WHAT IS EXPECTED |
Find the word "values" in the data. Return every line where it appears.
-------
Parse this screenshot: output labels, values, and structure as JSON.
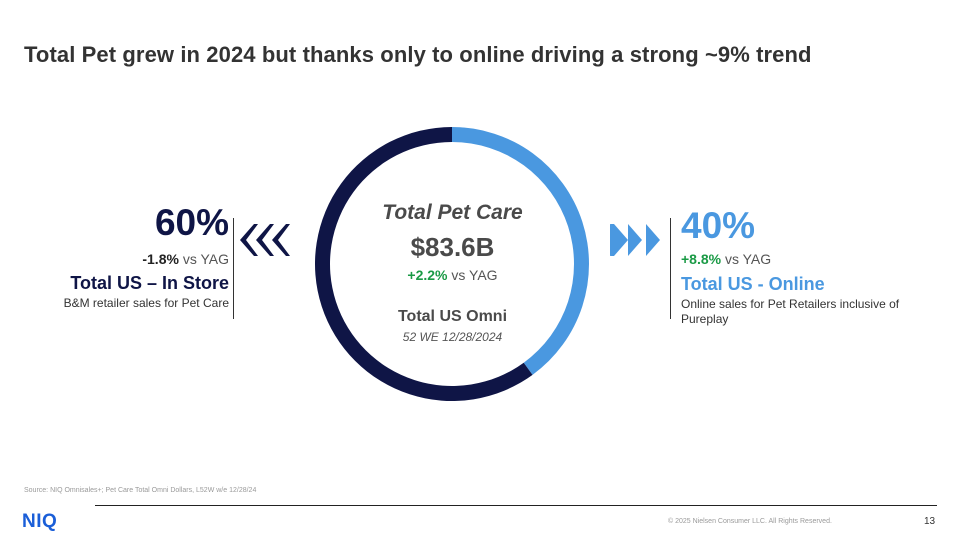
{
  "slide": {
    "title": "Total Pet grew in 2024 but thanks only to online driving a strong ~9% trend",
    "footnote": "Source: NIQ Omnisales+; Pet Care Total Omni Dollars, L52W w/e 12/28/24",
    "logo": "NIQ",
    "copyright": "© 2025 Nielsen Consumer LLC. All Rights Reserved.",
    "page_number": "13"
  },
  "center": {
    "title": "Total Pet Care",
    "value": "$83.6B",
    "growth": "+2.2%",
    "growth_suffix": " vs YAG",
    "subtitle": "Total US Omni",
    "period": "52 WE 12/28/2024"
  },
  "left": {
    "percent": "60%",
    "growth": "-1.8%",
    "growth_suffix": " vs YAG",
    "label": "Total US – In Store",
    "description": "B&M retailer sales for Pet Care"
  },
  "right": {
    "percent": "40%",
    "growth": "+8.8%",
    "growth_suffix": " vs YAG",
    "label": "Total US - Online",
    "description": "Online sales for Pet Retailers inclusive of Pureplay"
  },
  "colors": {
    "in_store": "#0f1546",
    "online": "#4a98e0",
    "positive": "#1a9a45",
    "brand": "#1a5ed8"
  },
  "icons": {
    "left_arrows": "triple-chevron-left-icon",
    "right_arrows": "triple-chevron-right-icon"
  },
  "chart_data": {
    "type": "pie",
    "categories": [
      "Total US – In Store",
      "Total US - Online"
    ],
    "values": [
      60,
      40
    ],
    "center_label": "Total Pet Care",
    "center_value": "$83.6B"
  }
}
-------
SOLUTION TO THIS TASK |
Parse this screenshot: output labels, values, and structure as JSON.
    "values": [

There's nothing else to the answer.